=== TASK ===
Below are entries. Pull out all lines containing "color".

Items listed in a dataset
>> begin

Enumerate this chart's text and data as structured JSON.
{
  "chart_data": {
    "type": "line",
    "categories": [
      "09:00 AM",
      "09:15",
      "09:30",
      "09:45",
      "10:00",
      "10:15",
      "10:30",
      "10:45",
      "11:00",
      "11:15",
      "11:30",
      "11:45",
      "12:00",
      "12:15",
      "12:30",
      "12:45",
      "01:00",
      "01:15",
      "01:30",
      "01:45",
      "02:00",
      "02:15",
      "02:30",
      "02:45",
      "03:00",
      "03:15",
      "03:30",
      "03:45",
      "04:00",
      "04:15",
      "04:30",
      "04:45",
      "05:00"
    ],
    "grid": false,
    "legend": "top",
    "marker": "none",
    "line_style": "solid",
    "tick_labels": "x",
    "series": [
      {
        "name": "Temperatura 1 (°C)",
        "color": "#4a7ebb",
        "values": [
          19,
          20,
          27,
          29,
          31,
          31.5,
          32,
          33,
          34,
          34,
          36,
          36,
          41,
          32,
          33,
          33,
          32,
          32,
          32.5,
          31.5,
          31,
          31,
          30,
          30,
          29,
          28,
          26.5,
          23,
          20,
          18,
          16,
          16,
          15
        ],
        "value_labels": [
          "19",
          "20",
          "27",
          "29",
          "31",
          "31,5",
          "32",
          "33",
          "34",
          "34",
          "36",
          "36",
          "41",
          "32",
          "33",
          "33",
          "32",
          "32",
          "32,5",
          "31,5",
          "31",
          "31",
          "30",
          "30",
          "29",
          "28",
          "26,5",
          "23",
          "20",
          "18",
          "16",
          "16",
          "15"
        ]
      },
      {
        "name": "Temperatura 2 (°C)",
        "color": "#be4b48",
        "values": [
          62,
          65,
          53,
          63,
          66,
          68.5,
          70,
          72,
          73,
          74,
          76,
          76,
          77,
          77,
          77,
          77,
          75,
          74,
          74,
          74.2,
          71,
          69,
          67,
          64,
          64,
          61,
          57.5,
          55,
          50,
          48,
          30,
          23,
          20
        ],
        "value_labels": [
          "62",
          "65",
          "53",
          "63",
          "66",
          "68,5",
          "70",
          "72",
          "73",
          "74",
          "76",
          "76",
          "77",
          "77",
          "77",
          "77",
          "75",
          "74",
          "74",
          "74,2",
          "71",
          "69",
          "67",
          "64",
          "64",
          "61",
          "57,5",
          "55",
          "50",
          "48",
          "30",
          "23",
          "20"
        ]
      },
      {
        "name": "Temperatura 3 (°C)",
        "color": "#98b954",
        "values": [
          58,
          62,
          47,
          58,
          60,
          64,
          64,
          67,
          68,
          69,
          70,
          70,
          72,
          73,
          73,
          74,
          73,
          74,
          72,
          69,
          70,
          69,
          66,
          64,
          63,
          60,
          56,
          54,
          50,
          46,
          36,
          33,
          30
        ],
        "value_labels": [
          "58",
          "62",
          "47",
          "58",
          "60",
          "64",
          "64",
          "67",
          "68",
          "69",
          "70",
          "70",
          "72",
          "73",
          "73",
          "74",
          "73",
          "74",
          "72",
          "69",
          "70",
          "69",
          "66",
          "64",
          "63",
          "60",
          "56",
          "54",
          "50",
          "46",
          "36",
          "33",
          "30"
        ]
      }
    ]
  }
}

>> end

=== OUTPUT BELOW ===
        "color": "#4a7ebb",
        "color": "#be4b48",
        "color": "#98b954",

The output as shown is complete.